Without the images, print all the entries below exactly as given.
......
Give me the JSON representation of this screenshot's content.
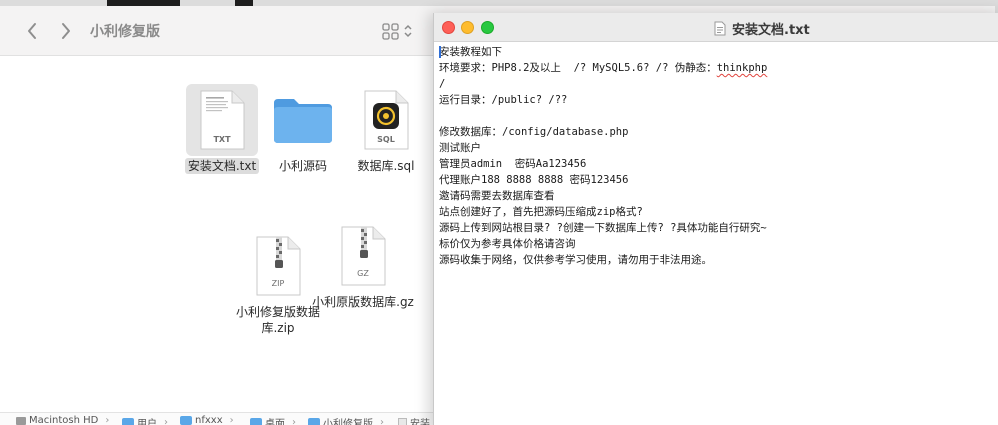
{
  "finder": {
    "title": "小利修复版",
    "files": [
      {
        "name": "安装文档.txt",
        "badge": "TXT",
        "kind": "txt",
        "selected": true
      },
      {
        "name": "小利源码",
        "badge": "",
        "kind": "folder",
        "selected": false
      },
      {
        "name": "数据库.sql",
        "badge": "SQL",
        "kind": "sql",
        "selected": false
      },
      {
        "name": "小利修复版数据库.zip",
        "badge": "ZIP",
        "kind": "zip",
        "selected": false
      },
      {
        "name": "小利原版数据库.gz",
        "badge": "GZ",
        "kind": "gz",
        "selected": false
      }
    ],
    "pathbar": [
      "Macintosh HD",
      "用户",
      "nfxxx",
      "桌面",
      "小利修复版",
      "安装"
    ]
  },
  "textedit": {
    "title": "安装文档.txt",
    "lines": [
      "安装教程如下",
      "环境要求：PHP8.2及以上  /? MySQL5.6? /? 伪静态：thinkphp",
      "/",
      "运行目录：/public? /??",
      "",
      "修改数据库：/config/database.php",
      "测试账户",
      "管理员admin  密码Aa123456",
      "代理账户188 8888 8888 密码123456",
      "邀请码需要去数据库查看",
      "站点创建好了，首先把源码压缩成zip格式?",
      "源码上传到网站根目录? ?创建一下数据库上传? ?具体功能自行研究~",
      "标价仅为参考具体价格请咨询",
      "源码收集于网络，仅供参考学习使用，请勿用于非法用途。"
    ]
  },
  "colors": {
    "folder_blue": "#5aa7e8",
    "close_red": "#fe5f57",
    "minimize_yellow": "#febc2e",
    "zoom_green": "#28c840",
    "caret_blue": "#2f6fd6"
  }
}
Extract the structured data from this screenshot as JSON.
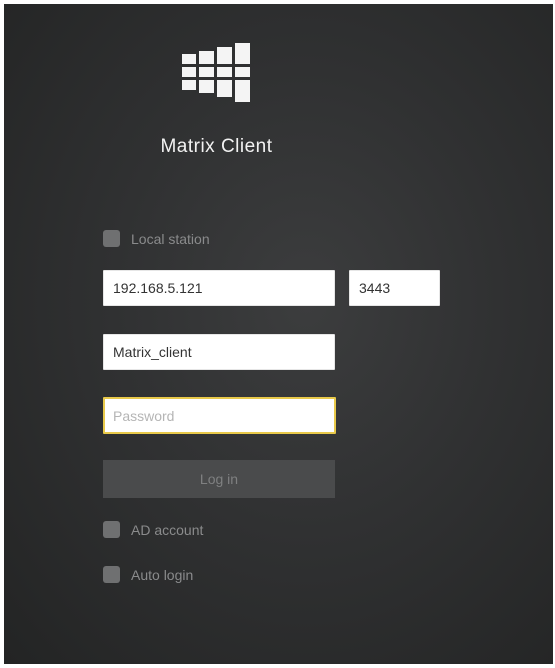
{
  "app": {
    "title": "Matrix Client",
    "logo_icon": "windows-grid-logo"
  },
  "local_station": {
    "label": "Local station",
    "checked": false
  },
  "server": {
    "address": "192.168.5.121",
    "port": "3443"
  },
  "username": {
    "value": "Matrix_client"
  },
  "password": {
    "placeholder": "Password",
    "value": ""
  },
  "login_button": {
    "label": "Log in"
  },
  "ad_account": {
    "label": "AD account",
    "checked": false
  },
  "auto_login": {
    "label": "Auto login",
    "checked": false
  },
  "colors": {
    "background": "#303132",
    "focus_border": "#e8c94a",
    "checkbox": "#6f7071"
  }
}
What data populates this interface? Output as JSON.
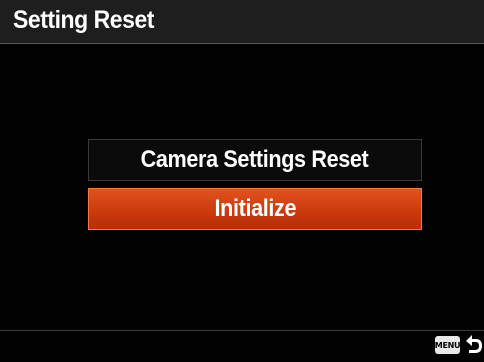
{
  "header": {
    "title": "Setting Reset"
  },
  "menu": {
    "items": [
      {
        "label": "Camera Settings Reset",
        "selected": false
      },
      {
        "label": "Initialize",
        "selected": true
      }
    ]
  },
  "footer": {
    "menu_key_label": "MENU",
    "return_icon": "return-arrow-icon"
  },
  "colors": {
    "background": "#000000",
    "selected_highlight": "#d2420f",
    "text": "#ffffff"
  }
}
......
* [Answer to the problem]:
Give me the JSON representation of this screenshot's content.
{
  "finder": {
    "title": "小利修复版",
    "files": [
      {
        "name": "安装文档.txt",
        "badge": "TXT",
        "kind": "txt",
        "selected": true
      },
      {
        "name": "小利源码",
        "badge": "",
        "kind": "folder",
        "selected": false
      },
      {
        "name": "数据库.sql",
        "badge": "SQL",
        "kind": "sql",
        "selected": false
      },
      {
        "name": "小利修复版数据库.zip",
        "badge": "ZIP",
        "kind": "zip",
        "selected": false
      },
      {
        "name": "小利原版数据库.gz",
        "badge": "GZ",
        "kind": "gz",
        "selected": false
      }
    ],
    "pathbar": [
      "Macintosh HD",
      "用户",
      "nfxxx",
      "桌面",
      "小利修复版",
      "安装"
    ]
  },
  "textedit": {
    "title": "安装文档.txt",
    "lines": [
      "安装教程如下",
      "环境要求：PHP8.2及以上  /? MySQL5.6? /? 伪静态：thinkphp",
      "/",
      "运行目录：/public? /??",
      "",
      "修改数据库：/config/database.php",
      "测试账户",
      "管理员admin  密码Aa123456",
      "代理账户188 8888 8888 密码123456",
      "邀请码需要去数据库查看",
      "站点创建好了，首先把源码压缩成zip格式?",
      "源码上传到网站根目录? ?创建一下数据库上传? ?具体功能自行研究~",
      "标价仅为参考具体价格请咨询",
      "源码收集于网络，仅供参考学习使用，请勿用于非法用途。"
    ]
  },
  "colors": {
    "folder_blue": "#5aa7e8",
    "close_red": "#fe5f57",
    "minimize_yellow": "#febc2e",
    "zoom_green": "#28c840",
    "caret_blue": "#2f6fd6"
  }
}
Extract the structured data from this screenshot as JSON.
{
  "app": {
    "title": "Matrix Client",
    "logo_icon": "windows-grid-logo"
  },
  "local_station": {
    "label": "Local station",
    "checked": false
  },
  "server": {
    "address": "192.168.5.121",
    "port": "3443"
  },
  "username": {
    "value": "Matrix_client"
  },
  "password": {
    "placeholder": "Password",
    "value": ""
  },
  "login_button": {
    "label": "Log in"
  },
  "ad_account": {
    "label": "AD account",
    "checked": false
  },
  "auto_login": {
    "label": "Auto login",
    "checked": false
  },
  "colors": {
    "background": "#303132",
    "focus_border": "#e8c94a",
    "checkbox": "#6f7071"
  }
}
What data populates this interface? Output as JSON.
{
  "header": {
    "title": "Setting Reset"
  },
  "menu": {
    "items": [
      {
        "label": "Camera Settings Reset",
        "selected": false
      },
      {
        "label": "Initialize",
        "selected": true
      }
    ]
  },
  "footer": {
    "menu_key_label": "MENU",
    "return_icon": "return-arrow-icon"
  },
  "colors": {
    "background": "#000000",
    "selected_highlight": "#d2420f",
    "text": "#ffffff"
  }
}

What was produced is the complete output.